**** DATA ENTRIES

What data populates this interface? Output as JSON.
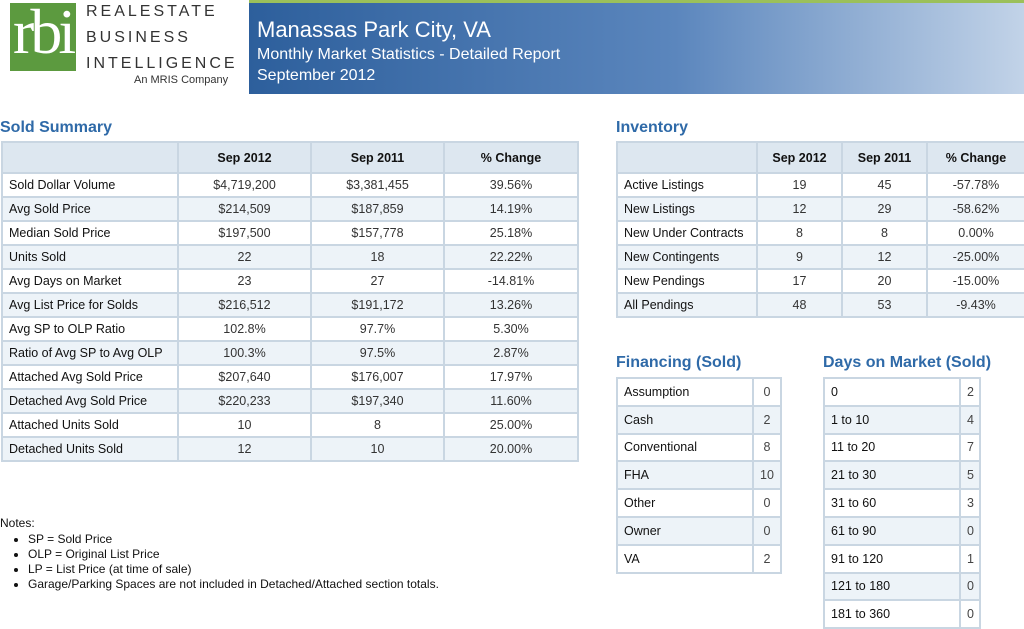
{
  "header": {
    "logo_text": "rbi",
    "brand_line1": "REALESTATE",
    "brand_line2": "BUSINESS",
    "brand_line3": "INTELLIGENCE",
    "brand_sub": "An MRIS Company",
    "title": "Manassas Park City, VA",
    "subtitle": "Monthly Market Statistics - Detailed Report",
    "date": "September 2012"
  },
  "sold_summary": {
    "title": "Sold Summary",
    "columns": [
      "",
      "Sep 2012",
      "Sep 2011",
      "% Change"
    ],
    "rows": [
      [
        "Sold Dollar Volume",
        "$4,719,200",
        "$3,381,455",
        "39.56%"
      ],
      [
        "Avg Sold Price",
        "$214,509",
        "$187,859",
        "14.19%"
      ],
      [
        "Median Sold Price",
        "$197,500",
        "$157,778",
        "25.18%"
      ],
      [
        "Units Sold",
        "22",
        "18",
        "22.22%"
      ],
      [
        "Avg Days on Market",
        "23",
        "27",
        "-14.81%"
      ],
      [
        "Avg List Price for Solds",
        "$216,512",
        "$191,172",
        "13.26%"
      ],
      [
        "Avg SP to OLP Ratio",
        "102.8%",
        "97.7%",
        "5.30%"
      ],
      [
        "Ratio of Avg SP to Avg OLP",
        "100.3%",
        "97.5%",
        "2.87%"
      ],
      [
        "Attached Avg Sold Price",
        "$207,640",
        "$176,007",
        "17.97%"
      ],
      [
        "Detached Avg Sold Price",
        "$220,233",
        "$197,340",
        "11.60%"
      ],
      [
        "Attached Units Sold",
        "10",
        "8",
        "25.00%"
      ],
      [
        "Detached Units Sold",
        "12",
        "10",
        "20.00%"
      ]
    ]
  },
  "inventory": {
    "title": "Inventory",
    "columns": [
      "",
      "Sep 2012",
      "Sep 2011",
      "% Change"
    ],
    "rows": [
      [
        "Active Listings",
        "19",
        "45",
        "-57.78%"
      ],
      [
        "New Listings",
        "12",
        "29",
        "-58.62%"
      ],
      [
        "New Under Contracts",
        "8",
        "8",
        "0.00%"
      ],
      [
        "New Contingents",
        "9",
        "12",
        "-25.00%"
      ],
      [
        "New Pendings",
        "17",
        "20",
        "-15.00%"
      ],
      [
        "All Pendings",
        "48",
        "53",
        "-9.43%"
      ]
    ]
  },
  "financing": {
    "title": "Financing (Sold)",
    "rows": [
      [
        "Assumption",
        "0"
      ],
      [
        "Cash",
        "2"
      ],
      [
        "Conventional",
        "8"
      ],
      [
        "FHA",
        "10"
      ],
      [
        "Other",
        "0"
      ],
      [
        "Owner",
        "0"
      ],
      [
        "VA",
        "2"
      ]
    ]
  },
  "days_on_market": {
    "title": "Days on Market (Sold)",
    "rows": [
      [
        "0",
        "2"
      ],
      [
        "1 to 10",
        "4"
      ],
      [
        "11 to 20",
        "7"
      ],
      [
        "21 to 30",
        "5"
      ],
      [
        "31 to 60",
        "3"
      ],
      [
        "61 to 90",
        "0"
      ],
      [
        "91 to 120",
        "1"
      ],
      [
        "121 to 180",
        "0"
      ],
      [
        "181 to 360",
        "0"
      ]
    ]
  },
  "notes": {
    "title": "Notes:",
    "items": [
      "SP = Sold Price",
      "OLP = Original List Price",
      "LP = List Price (at time of sale)",
      "Garage/Parking Spaces are not included in Detached/Attached section totals."
    ]
  }
}
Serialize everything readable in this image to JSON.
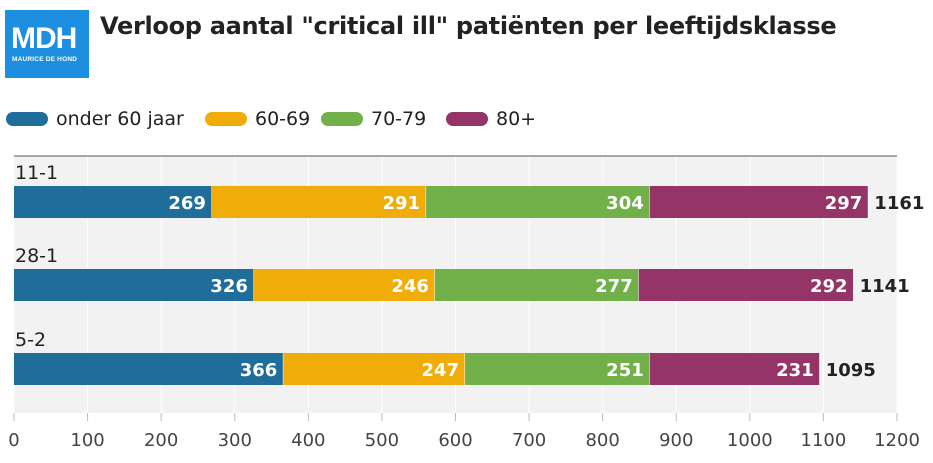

********

▶ CHALLENGE: In the entries above, identify each line that includes the string "Ratio", then copy it.

▶ RESPONSE TO THIS EXERCISE:
        "Avg SP to OLP Ratio",
        "Ratio of Avg SP to Avg OLP",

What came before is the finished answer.